Spot every line with the word "école" and return it.

○ ○ ○ ○ ○

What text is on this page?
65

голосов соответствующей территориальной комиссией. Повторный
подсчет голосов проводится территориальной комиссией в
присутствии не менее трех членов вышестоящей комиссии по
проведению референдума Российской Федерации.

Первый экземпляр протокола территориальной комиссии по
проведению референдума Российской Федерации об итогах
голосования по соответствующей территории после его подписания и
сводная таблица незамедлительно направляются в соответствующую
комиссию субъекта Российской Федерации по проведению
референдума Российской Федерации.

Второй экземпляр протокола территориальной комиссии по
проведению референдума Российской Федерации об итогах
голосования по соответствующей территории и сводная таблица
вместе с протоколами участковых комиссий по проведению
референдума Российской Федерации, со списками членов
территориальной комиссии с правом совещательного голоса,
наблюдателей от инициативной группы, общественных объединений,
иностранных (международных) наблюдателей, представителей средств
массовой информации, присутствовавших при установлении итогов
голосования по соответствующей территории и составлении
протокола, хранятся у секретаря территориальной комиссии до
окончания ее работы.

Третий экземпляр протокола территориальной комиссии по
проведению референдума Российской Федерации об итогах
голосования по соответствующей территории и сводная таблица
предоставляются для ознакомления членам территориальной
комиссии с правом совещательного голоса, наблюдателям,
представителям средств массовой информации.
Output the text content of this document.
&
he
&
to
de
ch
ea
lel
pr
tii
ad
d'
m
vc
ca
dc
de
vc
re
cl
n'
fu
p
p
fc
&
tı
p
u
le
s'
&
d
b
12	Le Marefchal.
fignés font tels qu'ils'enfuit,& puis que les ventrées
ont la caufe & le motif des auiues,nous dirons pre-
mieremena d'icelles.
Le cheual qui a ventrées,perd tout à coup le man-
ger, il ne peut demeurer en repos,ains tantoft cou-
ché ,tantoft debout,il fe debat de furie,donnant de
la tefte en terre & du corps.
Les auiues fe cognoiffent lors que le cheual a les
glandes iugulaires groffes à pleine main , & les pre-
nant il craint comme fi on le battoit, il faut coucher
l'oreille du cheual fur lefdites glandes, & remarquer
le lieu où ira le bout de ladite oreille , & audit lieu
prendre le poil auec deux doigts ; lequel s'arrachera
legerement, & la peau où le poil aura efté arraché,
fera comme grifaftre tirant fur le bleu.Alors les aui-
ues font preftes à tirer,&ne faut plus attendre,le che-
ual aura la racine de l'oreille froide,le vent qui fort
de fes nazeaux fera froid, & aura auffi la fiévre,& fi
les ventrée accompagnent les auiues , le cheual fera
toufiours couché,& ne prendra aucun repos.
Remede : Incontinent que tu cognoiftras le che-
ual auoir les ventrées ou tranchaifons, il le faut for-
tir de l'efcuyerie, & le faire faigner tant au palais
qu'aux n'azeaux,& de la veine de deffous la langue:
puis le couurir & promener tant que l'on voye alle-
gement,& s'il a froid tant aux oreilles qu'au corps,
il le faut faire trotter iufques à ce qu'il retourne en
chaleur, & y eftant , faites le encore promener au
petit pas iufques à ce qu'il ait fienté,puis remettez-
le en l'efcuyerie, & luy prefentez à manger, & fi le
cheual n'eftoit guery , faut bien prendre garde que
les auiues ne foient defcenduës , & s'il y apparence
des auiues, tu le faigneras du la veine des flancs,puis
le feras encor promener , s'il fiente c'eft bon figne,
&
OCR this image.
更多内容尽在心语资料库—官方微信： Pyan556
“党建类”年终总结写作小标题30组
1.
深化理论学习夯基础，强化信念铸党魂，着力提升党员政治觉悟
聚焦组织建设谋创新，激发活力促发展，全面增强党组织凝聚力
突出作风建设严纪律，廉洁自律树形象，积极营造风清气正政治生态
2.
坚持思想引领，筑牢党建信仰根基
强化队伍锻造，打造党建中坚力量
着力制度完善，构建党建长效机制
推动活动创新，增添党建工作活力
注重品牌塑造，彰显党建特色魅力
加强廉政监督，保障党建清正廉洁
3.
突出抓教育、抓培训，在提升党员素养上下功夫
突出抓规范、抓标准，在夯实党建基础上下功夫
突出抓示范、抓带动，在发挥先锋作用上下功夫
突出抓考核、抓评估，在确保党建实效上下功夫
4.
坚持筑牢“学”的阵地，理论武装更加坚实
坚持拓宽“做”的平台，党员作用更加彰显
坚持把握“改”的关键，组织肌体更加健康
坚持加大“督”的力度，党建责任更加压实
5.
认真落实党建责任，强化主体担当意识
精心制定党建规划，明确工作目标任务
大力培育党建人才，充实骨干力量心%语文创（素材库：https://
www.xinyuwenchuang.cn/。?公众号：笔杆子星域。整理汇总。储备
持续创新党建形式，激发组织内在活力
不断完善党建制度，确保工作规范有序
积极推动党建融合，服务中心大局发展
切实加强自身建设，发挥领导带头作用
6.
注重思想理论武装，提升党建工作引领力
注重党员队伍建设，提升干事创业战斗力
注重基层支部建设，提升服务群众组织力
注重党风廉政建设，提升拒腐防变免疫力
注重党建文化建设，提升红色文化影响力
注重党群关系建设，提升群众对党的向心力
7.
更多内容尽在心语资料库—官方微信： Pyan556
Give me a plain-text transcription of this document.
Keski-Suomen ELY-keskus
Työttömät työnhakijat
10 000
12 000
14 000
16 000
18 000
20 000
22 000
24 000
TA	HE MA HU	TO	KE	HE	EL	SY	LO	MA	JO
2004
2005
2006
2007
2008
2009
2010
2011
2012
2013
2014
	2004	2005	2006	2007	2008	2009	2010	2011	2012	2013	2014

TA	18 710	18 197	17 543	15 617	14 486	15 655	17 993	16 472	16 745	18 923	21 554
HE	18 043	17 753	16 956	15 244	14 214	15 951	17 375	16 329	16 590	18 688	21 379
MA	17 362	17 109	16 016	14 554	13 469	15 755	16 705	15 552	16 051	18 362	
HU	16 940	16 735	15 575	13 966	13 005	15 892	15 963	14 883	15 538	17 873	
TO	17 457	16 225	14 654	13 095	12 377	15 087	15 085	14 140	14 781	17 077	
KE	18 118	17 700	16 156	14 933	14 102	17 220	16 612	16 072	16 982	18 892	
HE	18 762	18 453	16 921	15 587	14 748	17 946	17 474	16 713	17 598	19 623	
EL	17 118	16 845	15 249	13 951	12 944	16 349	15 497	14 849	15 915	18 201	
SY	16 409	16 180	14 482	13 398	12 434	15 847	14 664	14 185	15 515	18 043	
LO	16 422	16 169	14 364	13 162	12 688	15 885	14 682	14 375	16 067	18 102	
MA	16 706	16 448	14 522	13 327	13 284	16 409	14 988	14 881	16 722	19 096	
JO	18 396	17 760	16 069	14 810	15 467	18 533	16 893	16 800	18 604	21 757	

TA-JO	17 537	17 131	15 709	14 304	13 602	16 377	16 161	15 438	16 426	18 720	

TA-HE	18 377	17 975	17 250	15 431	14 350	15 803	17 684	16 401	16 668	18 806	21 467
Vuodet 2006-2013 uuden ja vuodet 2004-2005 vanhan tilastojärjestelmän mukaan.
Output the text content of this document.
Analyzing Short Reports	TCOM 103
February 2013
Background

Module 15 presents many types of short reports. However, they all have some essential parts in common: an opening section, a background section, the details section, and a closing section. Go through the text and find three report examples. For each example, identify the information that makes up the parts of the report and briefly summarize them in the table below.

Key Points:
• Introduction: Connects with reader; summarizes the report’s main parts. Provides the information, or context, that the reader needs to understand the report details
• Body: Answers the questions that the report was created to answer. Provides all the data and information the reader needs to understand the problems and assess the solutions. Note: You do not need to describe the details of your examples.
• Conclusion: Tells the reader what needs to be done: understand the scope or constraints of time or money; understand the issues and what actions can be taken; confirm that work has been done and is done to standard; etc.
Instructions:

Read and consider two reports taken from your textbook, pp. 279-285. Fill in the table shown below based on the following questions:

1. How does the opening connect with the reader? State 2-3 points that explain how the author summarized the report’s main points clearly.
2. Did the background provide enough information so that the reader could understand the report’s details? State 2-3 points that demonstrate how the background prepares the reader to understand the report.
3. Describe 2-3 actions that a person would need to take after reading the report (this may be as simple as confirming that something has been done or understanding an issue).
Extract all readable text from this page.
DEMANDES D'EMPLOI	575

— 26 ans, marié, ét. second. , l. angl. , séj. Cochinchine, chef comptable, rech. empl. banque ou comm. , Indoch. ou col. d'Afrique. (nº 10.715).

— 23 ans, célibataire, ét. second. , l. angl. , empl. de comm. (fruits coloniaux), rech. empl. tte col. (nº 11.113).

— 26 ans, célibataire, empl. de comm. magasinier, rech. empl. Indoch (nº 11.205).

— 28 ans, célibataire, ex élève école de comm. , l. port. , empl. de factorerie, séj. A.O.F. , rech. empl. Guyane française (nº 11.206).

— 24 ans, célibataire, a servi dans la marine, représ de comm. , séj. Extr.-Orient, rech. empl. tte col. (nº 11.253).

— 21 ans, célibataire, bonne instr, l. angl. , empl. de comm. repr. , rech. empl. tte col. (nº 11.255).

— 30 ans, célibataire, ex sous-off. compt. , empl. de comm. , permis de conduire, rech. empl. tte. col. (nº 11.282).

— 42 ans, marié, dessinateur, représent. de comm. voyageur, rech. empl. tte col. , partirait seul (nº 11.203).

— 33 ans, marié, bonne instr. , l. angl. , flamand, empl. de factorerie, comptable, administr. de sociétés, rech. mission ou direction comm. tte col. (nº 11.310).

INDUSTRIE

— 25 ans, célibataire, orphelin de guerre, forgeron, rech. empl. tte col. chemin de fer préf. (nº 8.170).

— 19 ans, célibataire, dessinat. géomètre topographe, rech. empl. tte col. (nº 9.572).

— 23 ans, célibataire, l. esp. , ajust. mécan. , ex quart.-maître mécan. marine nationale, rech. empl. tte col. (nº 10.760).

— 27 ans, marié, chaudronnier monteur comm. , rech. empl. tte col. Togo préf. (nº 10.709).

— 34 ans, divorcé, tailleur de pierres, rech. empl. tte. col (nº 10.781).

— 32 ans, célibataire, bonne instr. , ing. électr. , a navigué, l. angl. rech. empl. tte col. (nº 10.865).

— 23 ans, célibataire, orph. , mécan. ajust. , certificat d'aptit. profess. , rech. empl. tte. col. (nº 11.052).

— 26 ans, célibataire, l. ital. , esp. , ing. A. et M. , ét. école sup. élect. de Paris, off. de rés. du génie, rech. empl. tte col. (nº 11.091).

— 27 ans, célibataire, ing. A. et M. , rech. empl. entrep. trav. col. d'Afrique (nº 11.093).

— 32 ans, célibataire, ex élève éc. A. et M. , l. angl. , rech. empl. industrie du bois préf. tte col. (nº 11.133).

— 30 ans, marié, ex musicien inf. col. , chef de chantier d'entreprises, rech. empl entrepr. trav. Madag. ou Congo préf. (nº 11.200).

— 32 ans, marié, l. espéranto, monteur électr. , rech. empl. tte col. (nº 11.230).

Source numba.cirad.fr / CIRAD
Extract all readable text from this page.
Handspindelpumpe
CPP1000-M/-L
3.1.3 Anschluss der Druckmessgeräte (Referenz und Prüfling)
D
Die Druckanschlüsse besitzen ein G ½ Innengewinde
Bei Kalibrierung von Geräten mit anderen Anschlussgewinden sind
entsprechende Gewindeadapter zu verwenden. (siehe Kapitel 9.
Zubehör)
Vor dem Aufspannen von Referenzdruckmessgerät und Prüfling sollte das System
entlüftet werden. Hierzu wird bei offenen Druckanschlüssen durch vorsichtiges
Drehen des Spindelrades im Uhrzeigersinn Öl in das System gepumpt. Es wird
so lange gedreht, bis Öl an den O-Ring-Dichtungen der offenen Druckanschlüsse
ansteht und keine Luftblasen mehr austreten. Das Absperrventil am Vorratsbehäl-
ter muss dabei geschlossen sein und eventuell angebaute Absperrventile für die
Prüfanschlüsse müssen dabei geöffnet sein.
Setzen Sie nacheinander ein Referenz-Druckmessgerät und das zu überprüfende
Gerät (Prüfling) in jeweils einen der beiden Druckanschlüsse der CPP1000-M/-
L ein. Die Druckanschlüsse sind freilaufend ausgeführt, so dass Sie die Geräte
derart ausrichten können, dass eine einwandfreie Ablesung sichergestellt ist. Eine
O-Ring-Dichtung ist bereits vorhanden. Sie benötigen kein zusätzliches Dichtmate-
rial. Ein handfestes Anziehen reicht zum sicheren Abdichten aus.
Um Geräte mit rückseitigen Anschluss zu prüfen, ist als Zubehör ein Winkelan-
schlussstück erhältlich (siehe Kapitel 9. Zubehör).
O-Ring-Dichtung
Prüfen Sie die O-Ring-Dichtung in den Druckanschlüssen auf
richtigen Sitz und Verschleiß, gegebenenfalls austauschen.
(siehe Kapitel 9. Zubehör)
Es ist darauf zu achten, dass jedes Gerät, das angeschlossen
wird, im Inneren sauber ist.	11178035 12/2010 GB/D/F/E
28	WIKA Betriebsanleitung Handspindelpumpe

○ ○ ○ ○ ○

* Expected output
— 28 ans, célibataire, ex élève école de comm. , l. port. , empl. de factorerie, séj. A.O.F. , rech. empl. Guyane française (nº 11.206).
— 26 ans, célibataire, l. ital. , esp. , ing. A. et M. , ét. école sup. élect. de Paris, off. de rés. du génie, rech. empl. tte col. (nº 11.091).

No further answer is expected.